Start of Data to use
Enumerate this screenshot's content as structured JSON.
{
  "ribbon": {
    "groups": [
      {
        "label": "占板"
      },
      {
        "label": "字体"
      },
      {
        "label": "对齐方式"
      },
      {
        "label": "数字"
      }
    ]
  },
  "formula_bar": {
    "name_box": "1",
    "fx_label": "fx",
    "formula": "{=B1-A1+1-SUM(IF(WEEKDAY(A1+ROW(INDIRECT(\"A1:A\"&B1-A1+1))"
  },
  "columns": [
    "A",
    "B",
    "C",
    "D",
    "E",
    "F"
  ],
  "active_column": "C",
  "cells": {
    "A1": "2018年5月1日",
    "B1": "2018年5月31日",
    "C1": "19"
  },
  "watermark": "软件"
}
End of Data to use
→ What you will do: Set down the entries above again, word for word.

→ Result for this task:
Enumerate this screenshot's content as structured JSON.
{
  "ribbon": {
    "groups": [
      {
        "label": "占板"
      },
      {
        "label": "字体"
      },
      {
        "label": "对齐方式"
      },
      {
        "label": "数字"
      }
    ]
  },
  "formula_bar": {
    "name_box": "1",
    "fx_label": "fx",
    "formula": "{=B1-A1+1-SUM(IF(WEEKDAY(A1+ROW(INDIRECT(\"A1:A\"&B1-A1+1))"
  },
  "columns": [
    "A",
    "B",
    "C",
    "D",
    "E",
    "F"
  ],
  "active_column": "C",
  "cells": {
    "A1": "2018年5月1日",
    "B1": "2018年5月31日",
    "C1": "19"
  },
  "watermark": "软件"
}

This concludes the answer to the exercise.